Set out each line from the following listing that includes the word "Сравнение".

— START OF Stored data —

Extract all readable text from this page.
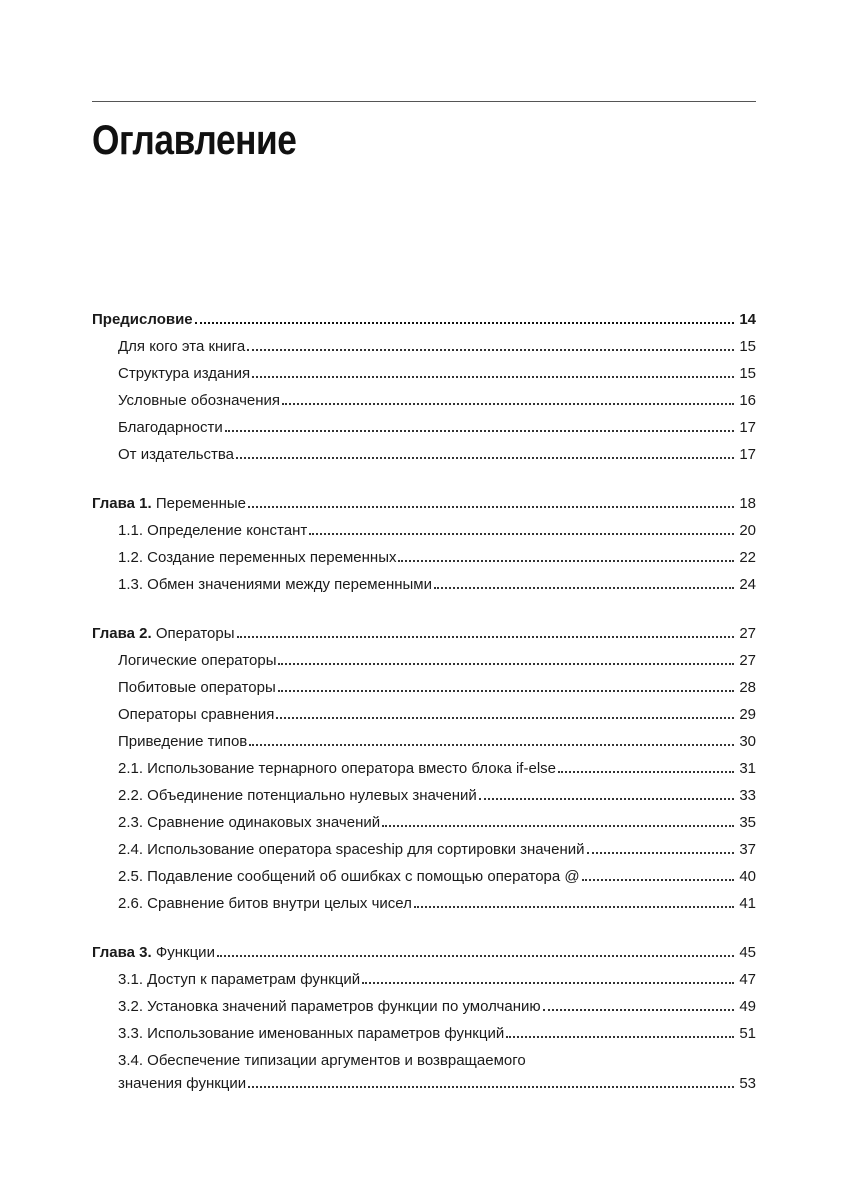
Оглавление
Предисловие	14
Для кого эта книга	15
Структура издания	15
Условные обозначения	16
Благодарности	17
От издательства	17
Глава 1. Переменные	18
1.1. Определение констант	20
1.2. Создание переменных переменных	22
1.3. Обмен значениями между переменными	24
Глава 2. Операторы	27
Логические операторы	27
Побитовые операторы	28
Операторы сравнения	29
Приведение типов	30
2.1. Использование тернарного оператора вместо блока if-else	31
2.2. Объединение потенциально нулевых значений	33
2.3. Сравнение одинаковых значений	35
2.4. Использование оператора spaceship для сортировки значений	37
2.5. Подавление сообщений об ошибках с помощью оператора @	40
2.6. Сравнение битов внутри целых чисел	41
Глава 3. Функции	45
3.1. Доступ к параметрам функций	47
3.2. Установка значений параметров функции по умолчанию	49
3.3. Использование именованных параметров функций	51
3.4. Обеспечение типизации аргументов и возвращаемого
значения функции	53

— END OF Stored data —

● Final result:
2.3. Сравнение одинаковых значений	35
2.6. Сравнение битов внутри целых чисел	41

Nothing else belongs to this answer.